- Aim of the task
Output the full listing below exactly, without the pictures.

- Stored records
***

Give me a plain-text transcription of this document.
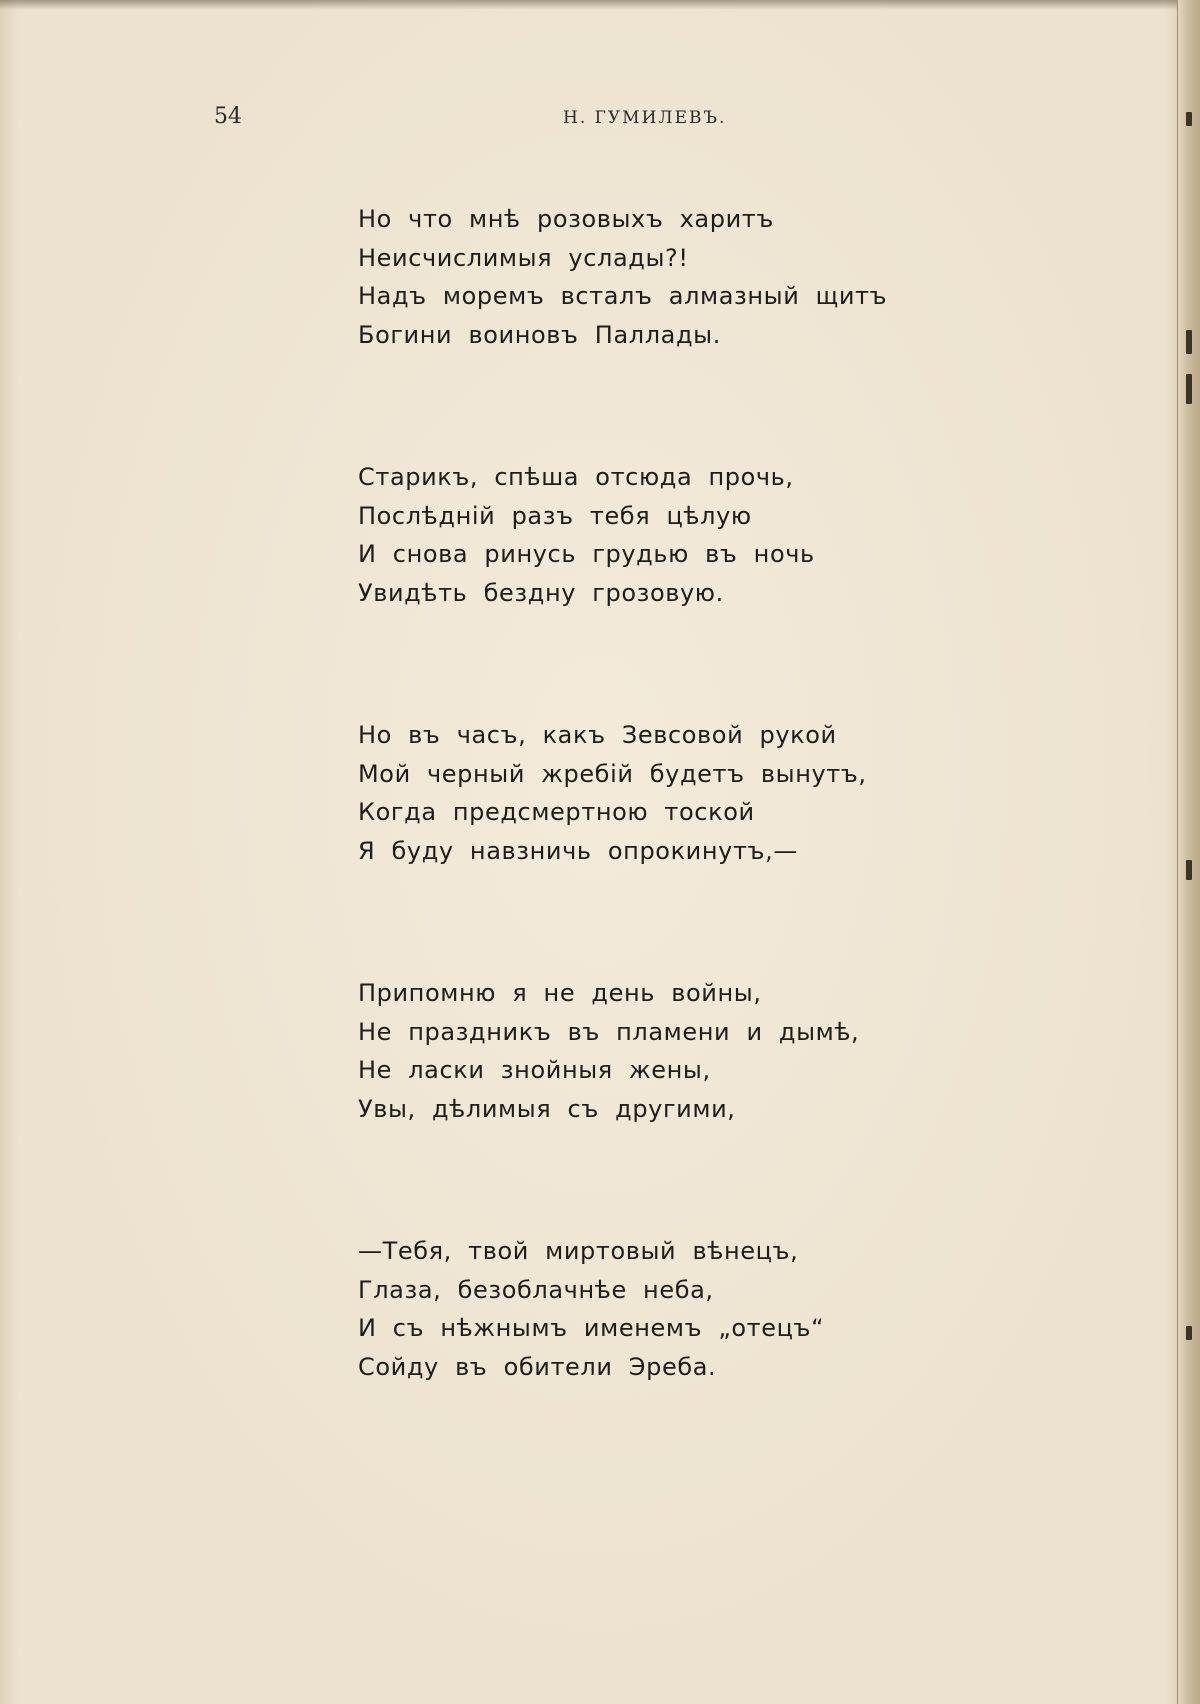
54	Н. ГУМИЛЕВЪ.
Но что мнѣ розовыхъ харитъ
Неисчислимыя услады?!
Надъ моремъ всталъ алмазный щитъ
Богини воиновъ Паллады.
Старикъ, спѣша отсюда прочь,
Послѣднiй разъ тебя цѣлую
И снова ринусь грудью въ ночь
Увидѣть бездну грозовую.
Но въ часъ, какъ Зевсовой рукой
Мой черный жребiй будетъ вынутъ,
Когда предсмертною тоской
Я буду навзничь опрокинутъ,—
Припомню я не день войны,
Не праздникъ въ пламени и дымѣ,
Не ласки знойныя жены,
Увы, дѣлимыя съ другими,
—Тебя, твой миртовый вѣнецъ,
Глаза, безоблачнѣе неба,
И съ нѣжнымъ именемъ „отецъ“
Сойду въ обители Эреба.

***

- Solution for this problem
Give me a plain-text transcription of this document.
54	Н. ГУМИЛЕВЪ.
Но что мнѣ розовыхъ харитъ
Неисчислимыя услады?!
Надъ моремъ всталъ алмазный щитъ
Богини воиновъ Паллады.
Старикъ, спѣша отсюда прочь,
Послѣднiй разъ тебя цѣлую
И снова ринусь грудью въ ночь
Увидѣть бездну грозовую.
Но въ часъ, какъ Зевсовой рукой
Мой черный жребiй будетъ вынутъ,
Когда предсмертною тоской
Я буду навзничь опрокинутъ,—
Припомню я не день войны,
Не праздникъ въ пламени и дымѣ,
Не ласки знойныя жены,
Увы, дѣлимыя съ другими,
—Тебя, твой миртовый вѣнецъ,
Глаза, безоблачнѣе неба,
И съ нѣжнымъ именемъ „отецъ“
Сойду въ обители Эреба.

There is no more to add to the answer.